— start SUPPLIED RECORDS —

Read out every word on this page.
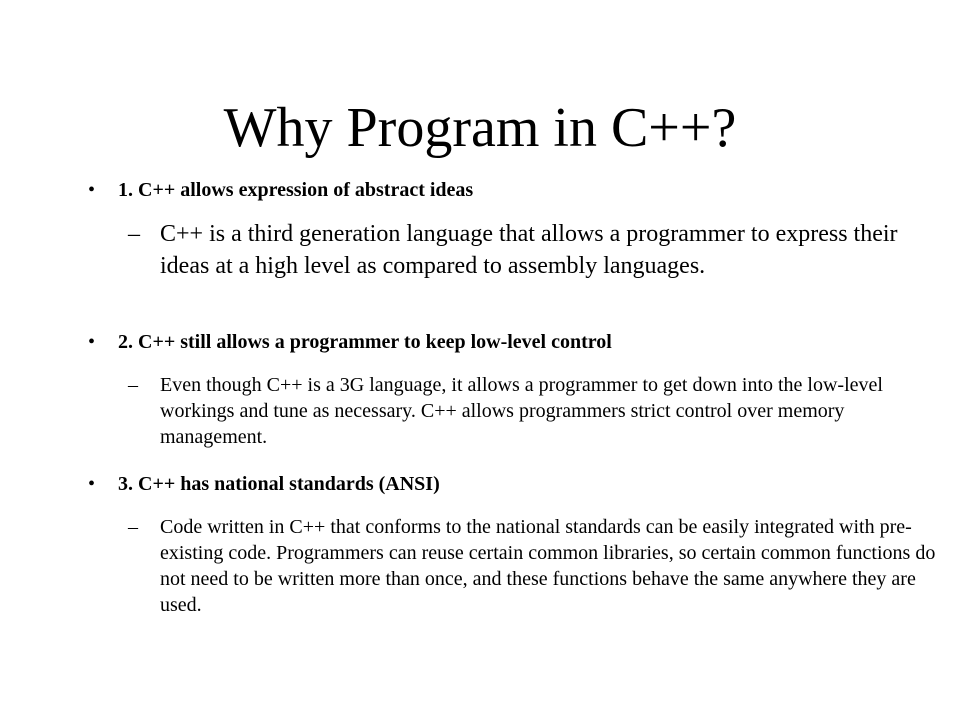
Why Program in C++?
• 1. C++ allows expression of abstract ideas
– C++ is a third generation language that allows a programmer to express their ideas at a high level as compared to assembly languages.
• 2. C++ still allows a programmer to keep low-level control
– Even though C++ is a 3G language, it allows a programmer to get down into the low-level workings and tune as necessary. C++ allows programmers strict control over memory management.
• 3. C++ has national standards (ANSI)
– Code written in C++ that conforms to the national standards can be easily integrated with pre-existing code. Programmers can reuse certain common libraries, so certain common functions do not need to be written more than once, and these functions behave the same anywhere they are used.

— end SUPPLIED RECORDS —

### YOUR INSTRUCTIONS:
Report every line in the data above in which the word "control" appears.

### TASK ANSWER:
• 2. C++ still allows a programmer to keep low-level control
– Even though C++ is a 3G language, it allows a programmer to get down into the low-level workings and tune as necessary. C++ allows programmers strict control over memory management.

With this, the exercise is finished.